** begin Input rows **

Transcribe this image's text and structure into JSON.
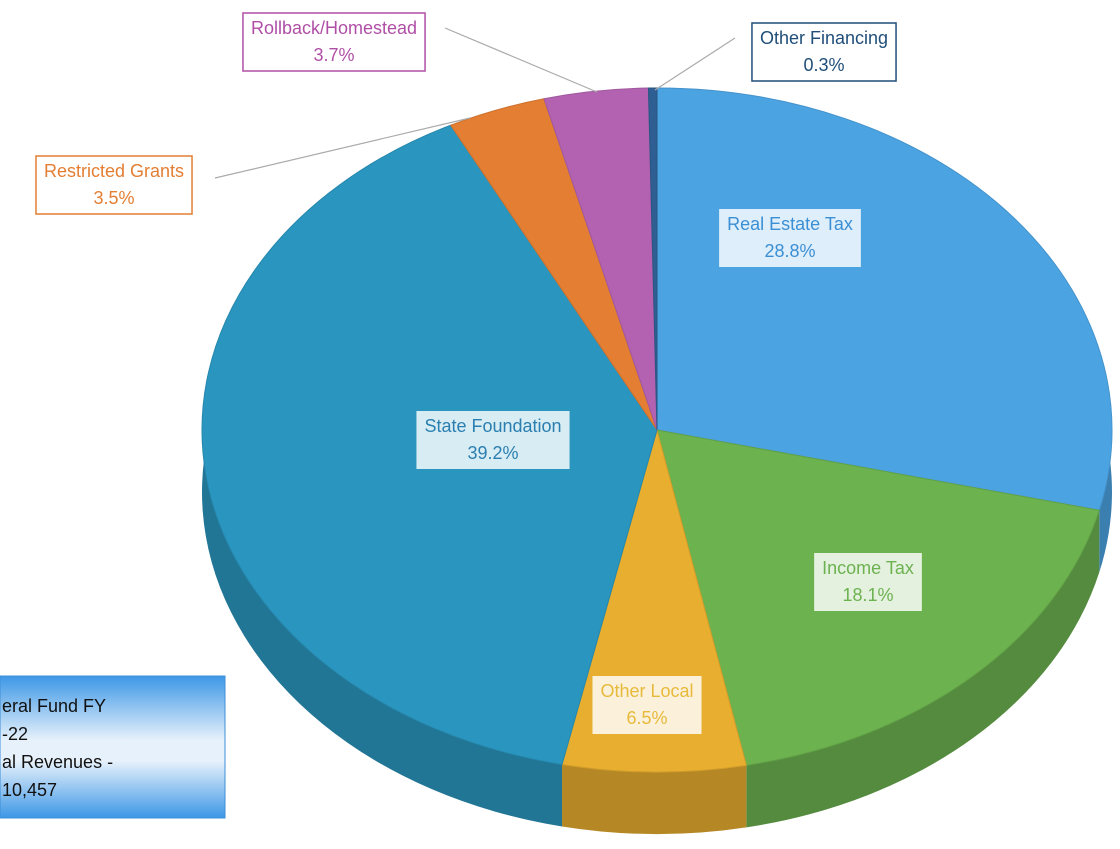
{
  "chart_data": {
    "type": "pie",
    "categories": [
      "Real Estate Tax",
      "Income Tax",
      "Other Local",
      "State Foundation",
      "Restricted Grants",
      "Rollback/Homestead",
      "Other Financing"
    ],
    "values": [
      28.8,
      18.1,
      6.5,
      39.2,
      3.5,
      3.7,
      0.3
    ],
    "value_labels": [
      "28.8%",
      "18.1%",
      "6.5%",
      "39.2%",
      "3.5%",
      "3.7%",
      "0.3%"
    ],
    "colors": [
      "#4ba3e2",
      "#6cb24f",
      "#e8ae2f",
      "#2a96bf",
      "#e37e33",
      "#b262b0",
      "#2f5f92"
    ],
    "label_colors": [
      "#3b8fd4",
      "#6cb24f",
      "#e8ba3c",
      "#2a7fb0",
      "#e37e33",
      "#b04fa6",
      "#1f4e79"
    ],
    "text_box": [
      "eral Fund FY",
      "-22",
      "al Revenues -",
      "10,457"
    ]
  }
}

** end Input rows **

The task:
Write out every entry again word for word, without any of the pictures.

Answer in full:
Transcribe this image's text and structure into JSON.
{
  "chart_data": {
    "type": "pie",
    "categories": [
      "Real Estate Tax",
      "Income Tax",
      "Other Local",
      "State Foundation",
      "Restricted Grants",
      "Rollback/Homestead",
      "Other Financing"
    ],
    "values": [
      28.8,
      18.1,
      6.5,
      39.2,
      3.5,
      3.7,
      0.3
    ],
    "value_labels": [
      "28.8%",
      "18.1%",
      "6.5%",
      "39.2%",
      "3.5%",
      "3.7%",
      "0.3%"
    ],
    "colors": [
      "#4ba3e2",
      "#6cb24f",
      "#e8ae2f",
      "#2a96bf",
      "#e37e33",
      "#b262b0",
      "#2f5f92"
    ],
    "label_colors": [
      "#3b8fd4",
      "#6cb24f",
      "#e8ba3c",
      "#2a7fb0",
      "#e37e33",
      "#b04fa6",
      "#1f4e79"
    ],
    "text_box": [
      "eral Fund FY",
      "-22",
      "al Revenues -",
      "10,457"
    ]
  }
}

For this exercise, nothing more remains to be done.